Stored items from a collection:
_____

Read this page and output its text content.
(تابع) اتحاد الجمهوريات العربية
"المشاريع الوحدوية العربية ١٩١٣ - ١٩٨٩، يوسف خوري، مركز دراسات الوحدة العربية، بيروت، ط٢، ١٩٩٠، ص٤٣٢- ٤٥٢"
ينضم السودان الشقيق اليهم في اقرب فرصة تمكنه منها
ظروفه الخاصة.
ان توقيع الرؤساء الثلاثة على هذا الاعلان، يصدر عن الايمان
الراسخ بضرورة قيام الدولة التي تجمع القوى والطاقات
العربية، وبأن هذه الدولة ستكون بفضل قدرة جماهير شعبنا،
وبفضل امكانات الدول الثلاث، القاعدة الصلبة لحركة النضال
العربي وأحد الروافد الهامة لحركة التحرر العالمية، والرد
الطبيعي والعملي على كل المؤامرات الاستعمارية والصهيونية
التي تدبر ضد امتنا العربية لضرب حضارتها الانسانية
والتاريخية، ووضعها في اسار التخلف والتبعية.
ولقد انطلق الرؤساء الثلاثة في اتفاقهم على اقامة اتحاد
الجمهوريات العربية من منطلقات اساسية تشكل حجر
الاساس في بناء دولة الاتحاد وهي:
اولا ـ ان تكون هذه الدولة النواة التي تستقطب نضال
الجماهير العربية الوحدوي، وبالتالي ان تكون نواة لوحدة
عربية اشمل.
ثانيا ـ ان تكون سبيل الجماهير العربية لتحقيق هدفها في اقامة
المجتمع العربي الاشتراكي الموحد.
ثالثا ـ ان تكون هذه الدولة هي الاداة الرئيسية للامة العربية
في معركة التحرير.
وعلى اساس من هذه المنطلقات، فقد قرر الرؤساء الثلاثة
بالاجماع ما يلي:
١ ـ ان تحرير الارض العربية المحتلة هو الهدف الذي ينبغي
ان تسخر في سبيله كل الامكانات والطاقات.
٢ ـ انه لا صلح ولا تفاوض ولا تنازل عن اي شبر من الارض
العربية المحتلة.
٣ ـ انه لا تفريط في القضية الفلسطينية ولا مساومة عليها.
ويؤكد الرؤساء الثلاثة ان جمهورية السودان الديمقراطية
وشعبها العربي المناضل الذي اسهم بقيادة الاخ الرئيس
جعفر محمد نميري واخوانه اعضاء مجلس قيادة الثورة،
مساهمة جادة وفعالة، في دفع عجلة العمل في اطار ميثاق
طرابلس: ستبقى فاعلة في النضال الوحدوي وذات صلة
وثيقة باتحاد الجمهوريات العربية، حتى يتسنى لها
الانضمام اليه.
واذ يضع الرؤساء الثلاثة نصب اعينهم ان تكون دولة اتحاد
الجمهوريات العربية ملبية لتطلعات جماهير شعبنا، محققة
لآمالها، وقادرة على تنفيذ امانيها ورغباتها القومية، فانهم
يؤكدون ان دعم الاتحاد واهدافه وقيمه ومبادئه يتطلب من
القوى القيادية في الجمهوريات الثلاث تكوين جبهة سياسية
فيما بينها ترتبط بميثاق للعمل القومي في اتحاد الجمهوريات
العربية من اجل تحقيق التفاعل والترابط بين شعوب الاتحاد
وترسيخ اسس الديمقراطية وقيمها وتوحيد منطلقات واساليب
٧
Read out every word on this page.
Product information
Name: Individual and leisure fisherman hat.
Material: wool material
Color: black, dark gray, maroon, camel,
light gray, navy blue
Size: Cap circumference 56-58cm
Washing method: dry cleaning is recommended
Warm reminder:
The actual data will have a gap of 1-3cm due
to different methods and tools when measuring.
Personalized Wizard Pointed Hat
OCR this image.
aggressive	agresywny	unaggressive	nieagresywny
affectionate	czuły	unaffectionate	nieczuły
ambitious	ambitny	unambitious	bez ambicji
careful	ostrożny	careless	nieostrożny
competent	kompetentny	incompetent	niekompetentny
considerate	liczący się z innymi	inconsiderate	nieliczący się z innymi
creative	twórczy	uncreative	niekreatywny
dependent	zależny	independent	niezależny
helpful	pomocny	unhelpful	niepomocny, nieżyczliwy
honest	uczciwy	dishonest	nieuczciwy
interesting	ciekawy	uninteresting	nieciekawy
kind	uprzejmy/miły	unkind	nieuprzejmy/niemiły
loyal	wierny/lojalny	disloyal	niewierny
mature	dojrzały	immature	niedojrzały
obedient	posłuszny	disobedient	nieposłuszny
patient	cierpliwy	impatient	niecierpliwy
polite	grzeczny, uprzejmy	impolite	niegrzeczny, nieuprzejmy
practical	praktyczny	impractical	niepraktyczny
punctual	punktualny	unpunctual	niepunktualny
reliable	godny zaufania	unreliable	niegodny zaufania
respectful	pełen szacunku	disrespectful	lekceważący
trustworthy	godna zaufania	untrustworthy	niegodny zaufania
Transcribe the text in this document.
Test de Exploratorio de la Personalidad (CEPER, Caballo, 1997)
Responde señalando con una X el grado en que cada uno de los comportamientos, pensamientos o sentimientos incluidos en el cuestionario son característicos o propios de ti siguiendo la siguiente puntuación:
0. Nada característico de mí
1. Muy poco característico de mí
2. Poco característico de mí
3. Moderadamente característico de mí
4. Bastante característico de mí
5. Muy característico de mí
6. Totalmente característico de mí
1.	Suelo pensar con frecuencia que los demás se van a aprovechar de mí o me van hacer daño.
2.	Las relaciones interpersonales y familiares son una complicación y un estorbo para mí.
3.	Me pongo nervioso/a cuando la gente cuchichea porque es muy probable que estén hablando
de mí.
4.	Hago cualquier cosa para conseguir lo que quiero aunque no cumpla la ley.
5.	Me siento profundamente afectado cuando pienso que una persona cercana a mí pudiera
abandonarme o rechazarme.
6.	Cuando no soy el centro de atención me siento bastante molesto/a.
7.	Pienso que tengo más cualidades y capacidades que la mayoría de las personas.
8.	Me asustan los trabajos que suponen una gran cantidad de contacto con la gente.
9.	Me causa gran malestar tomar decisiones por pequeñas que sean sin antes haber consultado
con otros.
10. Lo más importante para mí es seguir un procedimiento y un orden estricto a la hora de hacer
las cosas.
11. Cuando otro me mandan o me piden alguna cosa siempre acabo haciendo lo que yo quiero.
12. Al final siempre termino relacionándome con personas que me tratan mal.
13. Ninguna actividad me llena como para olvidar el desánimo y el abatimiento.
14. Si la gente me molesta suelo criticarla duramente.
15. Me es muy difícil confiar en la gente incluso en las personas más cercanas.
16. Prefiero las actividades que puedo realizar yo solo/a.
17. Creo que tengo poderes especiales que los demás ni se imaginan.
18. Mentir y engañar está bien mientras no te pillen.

_____

Repeat each record exactly, leaving nothing out.

Read this page and output its text content.
(تابع) اتحاد الجمهوريات العربية
"المشاريع الوحدوية العربية ١٩١٣ - ١٩٨٩، يوسف خوري، مركز دراسات الوحدة العربية، بيروت، ط٢، ١٩٩٠، ص٤٣٢- ٤٥٢"
ينضم السودان الشقيق اليهم في اقرب فرصة تمكنه منها
ظروفه الخاصة.
ان توقيع الرؤساء الثلاثة على هذا الاعلان، يصدر عن الايمان
الراسخ بضرورة قيام الدولة التي تجمع القوى والطاقات
العربية، وبأن هذه الدولة ستكون بفضل قدرة جماهير شعبنا،
وبفضل امكانات الدول الثلاث، القاعدة الصلبة لحركة النضال
العربي وأحد الروافد الهامة لحركة التحرر العالمية، والرد
الطبيعي والعملي على كل المؤامرات الاستعمارية والصهيونية
التي تدبر ضد امتنا العربية لضرب حضارتها الانسانية
والتاريخية، ووضعها في اسار التخلف والتبعية.
ولقد انطلق الرؤساء الثلاثة في اتفاقهم على اقامة اتحاد
الجمهوريات العربية من منطلقات اساسية تشكل حجر
الاساس في بناء دولة الاتحاد وهي:
اولا ـ ان تكون هذه الدولة النواة التي تستقطب نضال
الجماهير العربية الوحدوي، وبالتالي ان تكون نواة لوحدة
عربية اشمل.
ثانيا ـ ان تكون سبيل الجماهير العربية لتحقيق هدفها في اقامة
المجتمع العربي الاشتراكي الموحد.
ثالثا ـ ان تكون هذه الدولة هي الاداة الرئيسية للامة العربية
في معركة التحرير.
وعلى اساس من هذه المنطلقات، فقد قرر الرؤساء الثلاثة
بالاجماع ما يلي:
١ ـ ان تحرير الارض العربية المحتلة هو الهدف الذي ينبغي
ان تسخر في سبيله كل الامكانات والطاقات.
٢ ـ انه لا صلح ولا تفاوض ولا تنازل عن اي شبر من الارض
العربية المحتلة.
٣ ـ انه لا تفريط في القضية الفلسطينية ولا مساومة عليها.
ويؤكد الرؤساء الثلاثة ان جمهورية السودان الديمقراطية
وشعبها العربي المناضل الذي اسهم بقيادة الاخ الرئيس
جعفر محمد نميري واخوانه اعضاء مجلس قيادة الثورة،
مساهمة جادة وفعالة، في دفع عجلة العمل في اطار ميثاق
طرابلس: ستبقى فاعلة في النضال الوحدوي وذات صلة
وثيقة باتحاد الجمهوريات العربية، حتى يتسنى لها
الانضمام اليه.
واذ يضع الرؤساء الثلاثة نصب اعينهم ان تكون دولة اتحاد
الجمهوريات العربية ملبية لتطلعات جماهير شعبنا، محققة
لآمالها، وقادرة على تنفيذ امانيها ورغباتها القومية، فانهم
يؤكدون ان دعم الاتحاد واهدافه وقيمه ومبادئه يتطلب من
القوى القيادية في الجمهوريات الثلاث تكوين جبهة سياسية
فيما بينها ترتبط بميثاق للعمل القومي في اتحاد الجمهوريات
العربية من اجل تحقيق التفاعل والترابط بين شعوب الاتحاد
وترسيخ اسس الديمقراطية وقيمها وتوحيد منطلقات واساليب
٧
Read out every word on this page.
Product information
Name: Individual and leisure fisherman hat.
Material: wool material
Color: black, dark gray, maroon, camel,
light gray, navy blue
Size: Cap circumference 56-58cm
Washing method: dry cleaning is recommended
Warm reminder:
The actual data will have a gap of 1-3cm due
to different methods and tools when measuring.
Personalized Wizard Pointed Hat
OCR this image.
aggressive	agresywny	unaggressive	nieagresywny
affectionate	czuły	unaffectionate	nieczuły
ambitious	ambitny	unambitious	bez ambicji
careful	ostrożny	careless	nieostrożny
competent	kompetentny	incompetent	niekompetentny
considerate	liczący się z innymi	inconsiderate	nieliczący się z innymi
creative	twórczy	uncreative	niekreatywny
dependent	zależny	independent	niezależny
helpful	pomocny	unhelpful	niepomocny, nieżyczliwy
honest	uczciwy	dishonest	nieuczciwy
interesting	ciekawy	uninteresting	nieciekawy
kind	uprzejmy/miły	unkind	nieuprzejmy/niemiły
loyal	wierny/lojalny	disloyal	niewierny
mature	dojrzały	immature	niedojrzały
obedient	posłuszny	disobedient	nieposłuszny
patient	cierpliwy	impatient	niecierpliwy
polite	grzeczny, uprzejmy	impolite	niegrzeczny, nieuprzejmy
practical	praktyczny	impractical	niepraktyczny
punctual	punktualny	unpunctual	niepunktualny
reliable	godny zaufania	unreliable	niegodny zaufania
respectful	pełen szacunku	disrespectful	lekceważący
trustworthy	godna zaufania	untrustworthy	niegodny zaufania
Transcribe the text in this document.
Test de Exploratorio de la Personalidad (CEPER, Caballo, 1997)
Responde señalando con una X el grado en que cada uno de los comportamientos, pensamientos o sentimientos incluidos en el cuestionario son característicos o propios de ti siguiendo la siguiente puntuación:
0. Nada característico de mí
1. Muy poco característico de mí
2. Poco característico de mí
3. Moderadamente característico de mí
4. Bastante característico de mí
5. Muy característico de mí
6. Totalmente característico de mí
1.	Suelo pensar con frecuencia que los demás se van a aprovechar de mí o me van hacer daño.
2.	Las relaciones interpersonales y familiares son una complicación y un estorbo para mí.
3.	Me pongo nervioso/a cuando la gente cuchichea porque es muy probable que estén hablando
de mí.
4.	Hago cualquier cosa para conseguir lo que quiero aunque no cumpla la ley.
5.	Me siento profundamente afectado cuando pienso que una persona cercana a mí pudiera
abandonarme o rechazarme.
6.	Cuando no soy el centro de atención me siento bastante molesto/a.
7.	Pienso que tengo más cualidades y capacidades que la mayoría de las personas.
8.	Me asustan los trabajos que suponen una gran cantidad de contacto con la gente.
9.	Me causa gran malestar tomar decisiones por pequeñas que sean sin antes haber consultado
con otros.
10. Lo más importante para mí es seguir un procedimiento y un orden estricto a la hora de hacer
las cosas.
11. Cuando otro me mandan o me piden alguna cosa siempre acabo haciendo lo que yo quiero.
12. Al final siempre termino relacionándome con personas que me tratan mal.
13. Ninguna actividad me llena como para olvidar el desánimo y el abatimiento.
14. Si la gente me molesta suelo criticarla duramente.
15. Me es muy difícil confiar en la gente incluso en las personas más cercanas.
16. Prefiero las actividades que puedo realizar yo solo/a.
17. Creo que tengo poderes especiales que los demás ni se imaginan.
18. Mentir y engañar está bien mientras no te pillen.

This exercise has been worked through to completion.